◆ Excerpted passage
============

Digital listening is also revealing that interspecies communication is much more widespread than scientists previously understood. Moths can detect bat and even jam bat sonar. When buzzing bees approach flowers, the flowers flood themselves with nectar within minutes. Plants can detect the sound of specific insect predators and distinguish threatening from non-threatening insects with astonishing precision. Corn, tomato and tobacco plants emit high-pitched infrasound that we can’t hear, but insects likely can; in one experiment, researchers trained an AI algorithm on the distinct sounds emitted by healthy, dehydrated and wounded plants — and the algorithm was soon able to diagnose the plants’ condition, simply by listening. Although these ultrasounds are beyond human hearing range, we know that some insects can hear them. Could other creatures be listening to the plants and detecting their state of health? 

Sound is only one modality of nonhuman communication; other species use many mechanisms — from the gestural to the biochemical to the electrostatic — to communicate information and even emotions. Digital technologies can detect these multimodal forms of information, whether from forests or honeybees. As humans deploy digital technologies to enhance our ability to monitor and decode this information, we create the potential for a new type of environmental governance, and a new type of multispecies politics.

============

◆ Extracted records
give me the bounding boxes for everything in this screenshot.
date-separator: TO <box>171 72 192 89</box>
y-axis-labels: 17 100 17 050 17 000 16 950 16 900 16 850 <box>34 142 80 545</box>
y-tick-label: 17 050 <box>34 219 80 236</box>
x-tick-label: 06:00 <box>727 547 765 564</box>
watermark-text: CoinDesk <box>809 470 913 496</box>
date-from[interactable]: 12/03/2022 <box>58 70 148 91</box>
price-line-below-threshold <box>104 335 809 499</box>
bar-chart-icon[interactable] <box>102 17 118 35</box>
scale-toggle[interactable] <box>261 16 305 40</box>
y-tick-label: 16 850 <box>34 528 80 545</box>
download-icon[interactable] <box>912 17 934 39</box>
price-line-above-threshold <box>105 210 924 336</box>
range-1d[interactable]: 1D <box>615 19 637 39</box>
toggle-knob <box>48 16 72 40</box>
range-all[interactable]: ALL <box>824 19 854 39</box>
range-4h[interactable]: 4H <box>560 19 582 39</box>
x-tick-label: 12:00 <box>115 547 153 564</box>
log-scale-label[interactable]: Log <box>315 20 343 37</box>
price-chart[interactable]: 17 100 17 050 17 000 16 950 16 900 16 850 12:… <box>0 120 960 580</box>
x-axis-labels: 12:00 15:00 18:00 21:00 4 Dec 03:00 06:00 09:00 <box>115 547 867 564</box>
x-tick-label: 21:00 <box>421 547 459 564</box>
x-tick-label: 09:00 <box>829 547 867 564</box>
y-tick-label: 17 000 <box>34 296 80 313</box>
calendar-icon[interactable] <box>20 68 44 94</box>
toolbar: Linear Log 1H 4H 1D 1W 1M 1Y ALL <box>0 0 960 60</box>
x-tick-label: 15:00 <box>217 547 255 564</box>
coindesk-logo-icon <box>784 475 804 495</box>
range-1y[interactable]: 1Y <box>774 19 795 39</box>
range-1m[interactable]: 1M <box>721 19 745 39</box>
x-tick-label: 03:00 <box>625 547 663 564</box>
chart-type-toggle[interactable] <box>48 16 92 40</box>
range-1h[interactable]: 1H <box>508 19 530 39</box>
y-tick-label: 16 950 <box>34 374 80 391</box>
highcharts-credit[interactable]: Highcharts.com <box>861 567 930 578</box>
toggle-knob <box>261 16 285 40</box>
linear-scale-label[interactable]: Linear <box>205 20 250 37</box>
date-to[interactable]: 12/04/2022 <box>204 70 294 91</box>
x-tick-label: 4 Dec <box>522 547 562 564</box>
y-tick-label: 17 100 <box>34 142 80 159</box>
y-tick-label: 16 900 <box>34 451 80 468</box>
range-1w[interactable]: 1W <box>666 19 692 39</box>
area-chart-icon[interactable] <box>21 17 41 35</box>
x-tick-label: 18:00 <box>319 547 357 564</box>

============

◆ Task prompt
Transcribe the text on interspecies communication exactly, starting at the words "Sound is only" and ending after the words "of multispecies politics.".

◆ Task answer
Sound is only one modality of nonhuman communication; other species use many mechanisms — from the gestural to the biochemical to the electrostatic — to communicate information and even emotions. Digital technologies can detect these multimodal forms of information, whether from forests or honeybees. As humans deploy digital technologies to enhance our ability to monitor and decode this information, we create the potential for a new type of environmental governance, and a new type of multispecies politics.